**Data for this exercise:**
** START **

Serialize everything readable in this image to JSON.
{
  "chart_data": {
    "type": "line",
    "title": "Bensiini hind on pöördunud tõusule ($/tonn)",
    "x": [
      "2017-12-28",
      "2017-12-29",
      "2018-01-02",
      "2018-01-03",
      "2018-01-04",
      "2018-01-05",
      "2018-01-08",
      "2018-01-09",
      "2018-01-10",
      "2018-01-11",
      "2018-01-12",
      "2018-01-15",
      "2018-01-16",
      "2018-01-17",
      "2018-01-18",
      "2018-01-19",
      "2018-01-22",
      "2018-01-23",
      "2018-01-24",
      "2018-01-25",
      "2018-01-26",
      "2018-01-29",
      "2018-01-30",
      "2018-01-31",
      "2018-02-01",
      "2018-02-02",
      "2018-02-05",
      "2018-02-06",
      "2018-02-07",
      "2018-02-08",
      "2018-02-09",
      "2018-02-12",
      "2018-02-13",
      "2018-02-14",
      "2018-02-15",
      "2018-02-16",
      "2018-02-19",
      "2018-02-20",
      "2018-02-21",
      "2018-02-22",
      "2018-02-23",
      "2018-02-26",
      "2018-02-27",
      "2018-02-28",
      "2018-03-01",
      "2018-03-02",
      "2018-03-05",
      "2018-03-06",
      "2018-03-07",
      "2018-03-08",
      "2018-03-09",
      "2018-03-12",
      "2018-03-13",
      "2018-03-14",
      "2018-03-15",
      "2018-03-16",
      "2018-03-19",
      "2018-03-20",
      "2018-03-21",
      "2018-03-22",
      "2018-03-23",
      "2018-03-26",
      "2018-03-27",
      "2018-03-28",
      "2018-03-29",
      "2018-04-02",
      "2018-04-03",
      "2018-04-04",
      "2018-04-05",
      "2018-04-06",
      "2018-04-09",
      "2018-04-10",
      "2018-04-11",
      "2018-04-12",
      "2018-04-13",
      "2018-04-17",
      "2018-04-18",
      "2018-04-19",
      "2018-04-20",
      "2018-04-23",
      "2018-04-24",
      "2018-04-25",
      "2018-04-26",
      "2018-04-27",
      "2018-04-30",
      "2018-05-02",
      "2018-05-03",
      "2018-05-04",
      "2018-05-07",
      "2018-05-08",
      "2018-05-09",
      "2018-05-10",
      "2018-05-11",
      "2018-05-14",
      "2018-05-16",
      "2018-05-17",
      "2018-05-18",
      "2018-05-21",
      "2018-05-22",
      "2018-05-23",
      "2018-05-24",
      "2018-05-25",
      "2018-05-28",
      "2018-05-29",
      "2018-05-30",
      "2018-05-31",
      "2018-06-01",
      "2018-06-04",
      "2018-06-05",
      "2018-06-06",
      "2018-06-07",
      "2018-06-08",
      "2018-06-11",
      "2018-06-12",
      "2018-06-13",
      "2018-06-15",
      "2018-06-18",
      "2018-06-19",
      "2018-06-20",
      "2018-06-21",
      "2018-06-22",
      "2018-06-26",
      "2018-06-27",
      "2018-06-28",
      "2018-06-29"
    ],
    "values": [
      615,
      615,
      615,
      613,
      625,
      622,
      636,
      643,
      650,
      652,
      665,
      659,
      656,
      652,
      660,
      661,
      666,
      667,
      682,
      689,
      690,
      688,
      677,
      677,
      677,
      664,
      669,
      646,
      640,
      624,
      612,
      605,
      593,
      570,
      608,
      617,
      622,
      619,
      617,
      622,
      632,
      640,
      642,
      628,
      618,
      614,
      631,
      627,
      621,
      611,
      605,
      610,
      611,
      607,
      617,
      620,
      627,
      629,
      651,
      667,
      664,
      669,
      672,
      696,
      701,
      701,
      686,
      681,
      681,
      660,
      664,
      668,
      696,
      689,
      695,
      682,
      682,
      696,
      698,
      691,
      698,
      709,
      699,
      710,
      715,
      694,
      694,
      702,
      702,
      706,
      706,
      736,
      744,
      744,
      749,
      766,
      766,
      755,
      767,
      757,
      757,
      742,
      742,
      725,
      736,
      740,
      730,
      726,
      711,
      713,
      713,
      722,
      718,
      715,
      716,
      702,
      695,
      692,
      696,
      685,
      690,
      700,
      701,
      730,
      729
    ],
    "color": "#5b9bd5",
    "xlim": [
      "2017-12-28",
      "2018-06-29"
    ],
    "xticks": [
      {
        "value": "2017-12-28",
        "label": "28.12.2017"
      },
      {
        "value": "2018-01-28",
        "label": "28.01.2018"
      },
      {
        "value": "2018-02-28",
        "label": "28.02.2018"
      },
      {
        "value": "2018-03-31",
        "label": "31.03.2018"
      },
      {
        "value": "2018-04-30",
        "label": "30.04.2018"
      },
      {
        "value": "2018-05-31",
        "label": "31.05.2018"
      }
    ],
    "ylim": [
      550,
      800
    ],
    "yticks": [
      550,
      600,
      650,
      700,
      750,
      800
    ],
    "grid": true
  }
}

** END **

**Task goal:** Quote each line above in full, word for word.

**Exercise output:**
Serialize everything readable in this image to JSON.
{
  "chart_data": {
    "type": "line",
    "title": "Bensiini hind on pöördunud tõusule ($/tonn)",
    "x": [
      "2017-12-28",
      "2017-12-29",
      "2018-01-02",
      "2018-01-03",
      "2018-01-04",
      "2018-01-05",
      "2018-01-08",
      "2018-01-09",
      "2018-01-10",
      "2018-01-11",
      "2018-01-12",
      "2018-01-15",
      "2018-01-16",
      "2018-01-17",
      "2018-01-18",
      "2018-01-19",
      "2018-01-22",
      "2018-01-23",
      "2018-01-24",
      "2018-01-25",
      "2018-01-26",
      "2018-01-29",
      "2018-01-30",
      "2018-01-31",
      "2018-02-01",
      "2018-02-02",
      "2018-02-05",
      "2018-02-06",
      "2018-02-07",
      "2018-02-08",
      "2018-02-09",
      "2018-02-12",
      "2018-02-13",
      "2018-02-14",
      "2018-02-15",
      "2018-02-16",
      "2018-02-19",
      "2018-02-20",
      "2018-02-21",
      "2018-02-22",
      "2018-02-23",
      "2018-02-26",
      "2018-02-27",
      "2018-02-28",
      "2018-03-01",
      "2018-03-02",
      "2018-03-05",
      "2018-03-06",
      "2018-03-07",
      "2018-03-08",
      "2018-03-09",
      "2018-03-12",
      "2018-03-13",
      "2018-03-14",
      "2018-03-15",
      "2018-03-16",
      "2018-03-19",
      "2018-03-20",
      "2018-03-21",
      "2018-03-22",
      "2018-03-23",
      "2018-03-26",
      "2018-03-27",
      "2018-03-28",
      "2018-03-29",
      "2018-04-02",
      "2018-04-03",
      "2018-04-04",
      "2018-04-05",
      "2018-04-06",
      "2018-04-09",
      "2018-04-10",
      "2018-04-11",
      "2018-04-12",
      "2018-04-13",
      "2018-04-17",
      "2018-04-18",
      "2018-04-19",
      "2018-04-20",
      "2018-04-23",
      "2018-04-24",
      "2018-04-25",
      "2018-04-26",
      "2018-04-27",
      "2018-04-30",
      "2018-05-02",
      "2018-05-03",
      "2018-05-04",
      "2018-05-07",
      "2018-05-08",
      "2018-05-09",
      "2018-05-10",
      "2018-05-11",
      "2018-05-14",
      "2018-05-16",
      "2018-05-17",
      "2018-05-18",
      "2018-05-21",
      "2018-05-22",
      "2018-05-23",
      "2018-05-24",
      "2018-05-25",
      "2018-05-28",
      "2018-05-29",
      "2018-05-30",
      "2018-05-31",
      "2018-06-01",
      "2018-06-04",
      "2018-06-05",
      "2018-06-06",
      "2018-06-07",
      "2018-06-08",
      "2018-06-11",
      "2018-06-12",
      "2018-06-13",
      "2018-06-15",
      "2018-06-18",
      "2018-06-19",
      "2018-06-20",
      "2018-06-21",
      "2018-06-22",
      "2018-06-26",
      "2018-06-27",
      "2018-06-28",
      "2018-06-29"
    ],
    "values": [
      615,
      615,
      615,
      613,
      625,
      622,
      636,
      643,
      650,
      652,
      665,
      659,
      656,
      652,
      660,
      661,
      666,
      667,
      682,
      689,
      690,
      688,
      677,
      677,
      677,
      664,
      669,
      646,
      640,
      624,
      612,
      605,
      593,
      570,
      608,
      617,
      622,
      619,
      617,
      622,
      632,
      640,
      642,
      628,
      618,
      614,
      631,
      627,
      621,
      611,
      605,
      610,
      611,
      607,
      617,
      620,
      627,
      629,
      651,
      667,
      664,
      669,
      672,
      696,
      701,
      701,
      686,
      681,
      681,
      660,
      664,
      668,
      696,
      689,
      695,
      682,
      682,
      696,
      698,
      691,
      698,
      709,
      699,
      710,
      715,
      694,
      694,
      702,
      702,
      706,
      706,
      736,
      744,
      744,
      749,
      766,
      766,
      755,
      767,
      757,
      757,
      742,
      742,
      725,
      736,
      740,
      730,
      726,
      711,
      713,
      713,
      722,
      718,
      715,
      716,
      702,
      695,
      692,
      696,
      685,
      690,
      700,
      701,
      730,
      729
    ],
    "color": "#5b9bd5",
    "xlim": [
      "2017-12-28",
      "2018-06-29"
    ],
    "xticks": [
      {
        "value": "2017-12-28",
        "label": "28.12.2017"
      },
      {
        "value": "2018-01-28",
        "label": "28.01.2018"
      },
      {
        "value": "2018-02-28",
        "label": "28.02.2018"
      },
      {
        "value": "2018-03-31",
        "label": "31.03.2018"
      },
      {
        "value": "2018-04-30",
        "label": "30.04.2018"
      },
      {
        "value": "2018-05-31",
        "label": "31.05.2018"
      }
    ],
    "ylim": [
      550,
      800
    ],
    "yticks": [
      550,
      600,
      650,
      700,
      750,
      800
    ],
    "grid": true
  }
}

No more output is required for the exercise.